▶ [Extrait du texte]
____
Le dernier Afghan de Aleksej Viktorovič Ivanov

Le dernier Afghan de Aleksej Viktorovič Ivanov
(Ненастье)

Catégorie(s) : Littérature => Russe

Critiqué par Missef, le 6 février 2022 (Inscrite le 5 mars 2007, 59 ans)
La note : 9 étoiles
Moyenne des notes : 8 étoiles (basée sur 3 avis)
Cote pondérée : 5 étoiles (25 427ème position).
Visites : 2 381 

Vive le roman noir russe !

Présentation de l'éditeur :
Par amour, un soldat russe démobilisé dérobe le contenu d’un fourgon blindé : ainsi s’achève la longue histoire de la puissante Union des vétérans de l’Afghanistan.
____
▶ [Extraits de données]
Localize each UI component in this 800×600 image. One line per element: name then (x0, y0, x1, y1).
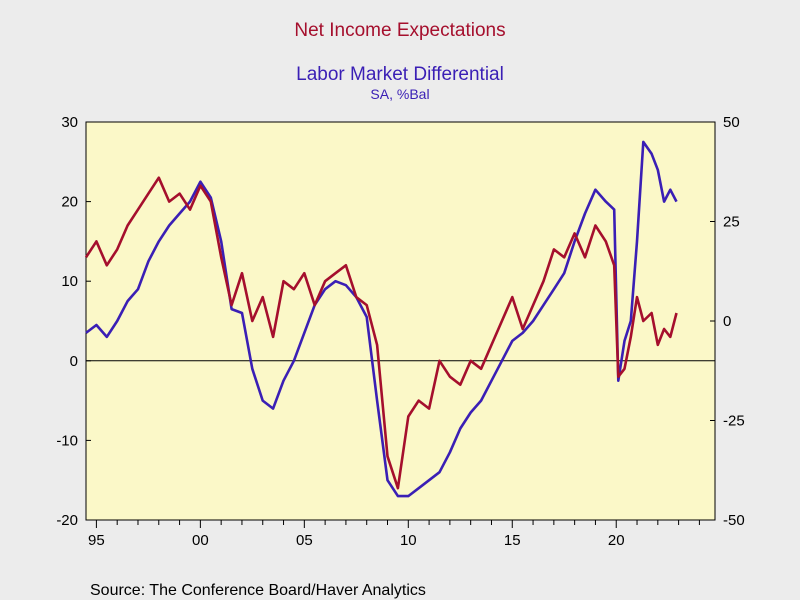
left-axis: -20 -10 0 10 20 30 (56, 114, 91, 529)
left-tick-label: 30 (61, 114, 78, 131)
source-note: Source: The Conference Board/Haver Analy… (90, 582, 426, 599)
x-tick-label: 95 (88, 532, 105, 549)
x-tick-label: 15 (504, 532, 521, 549)
right-tick-label: -25 (723, 413, 745, 430)
right-axis: -50 -25 0 25 50 (710, 114, 745, 529)
left-tick-label: 20 (61, 194, 78, 211)
series-layer (84, 140, 678, 498)
left-tick-label: 0 (70, 353, 78, 370)
plot-area (85, 121, 716, 521)
x-tick-label: 20 (608, 532, 625, 549)
series-line-net-income (84, 176, 678, 490)
series-line-labor-market (85, 140, 678, 498)
right-tick-label: 50 (723, 114, 740, 131)
x-tick-label: 00 (192, 532, 209, 549)
x-tick-label: 10 (400, 532, 417, 549)
chart-title-labor-market: Labor Market Differential (296, 64, 504, 85)
chart-subtitle: SA, %Bal (370, 86, 429, 102)
left-tick-label: -10 (56, 432, 78, 449)
right-tick-label: 0 (723, 313, 731, 330)
right-tick-label: -50 (723, 512, 745, 529)
left-tick-label: 10 (61, 273, 78, 290)
x-axis: 95 00 05 10 15 20 (88, 520, 700, 549)
right-tick-label: 25 (723, 214, 740, 231)
left-tick-label: -20 (56, 512, 78, 529)
chart-title-net-income: Net Income Expectations (294, 20, 505, 41)
x-tick-label: 05 (296, 532, 313, 549)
____
▶ [Consignes]
1/ Réécrivez le passage de l'extrait sur Le dernier Afghan qui va de « La note : 9 » à « vétérans de l’Afghanistan. », en y remplaçant « fourgon » par « camion ».
2/ Prolongez la page consacrée au roman Le dernier Afghan à partir de la dernière phrase de l'extrait.

▶ [Corrigé des exercices]
1/
La note : 9 étoiles
Moyenne des notes : 8 étoiles (basée sur 3 avis)
Cote pondérée : 5 étoiles (25 427ème position).
Visites : 2 381 

Vive le roman noir russe !

Présentation de l'éditeur :
Par amour, un soldat russe démobilisé dérobe le contenu d’un camion blindé : ainsi s’achève la longue histoire de la puissante Union des vétérans de l’Afghanistan.

2/
Mon avis :
Grande amatrice de polars, ce n'est pas souvent que j'ai l'occasion d'en lire qui viennent de Russie. Eh bien, mon expérience de lecture du Dernier Afghan m'a donné envie de continuer d'explorer ce domaine. le livre commence par le braquage d'un fourgon contenant la recette d'un centre commercial, braquage opéré par celui qui va devenir le personnage central du roman, car le Dernier Afghan va ensuite s'attacher à nous expliquer les raisons de ce geste, ainsi que ses développements. Signe d'un grand roman, dont la maîtrise est impressionnante, ces raisons, comme ces développements, apparaissent bien vite multiples et capables de prendre le lecteur au dépourvu, pour l'entraîner vers des considérations aussi bien historiques, sociologiques que métaphysiques et qui font de la lecture de ce roman une expérience à la richesse rare. Si Alexei Ivanov a d'autres romans du même acabit à offrir aux lecteurs, gageons que le roman noir russe a le potentiel de détrôner le polar nordique.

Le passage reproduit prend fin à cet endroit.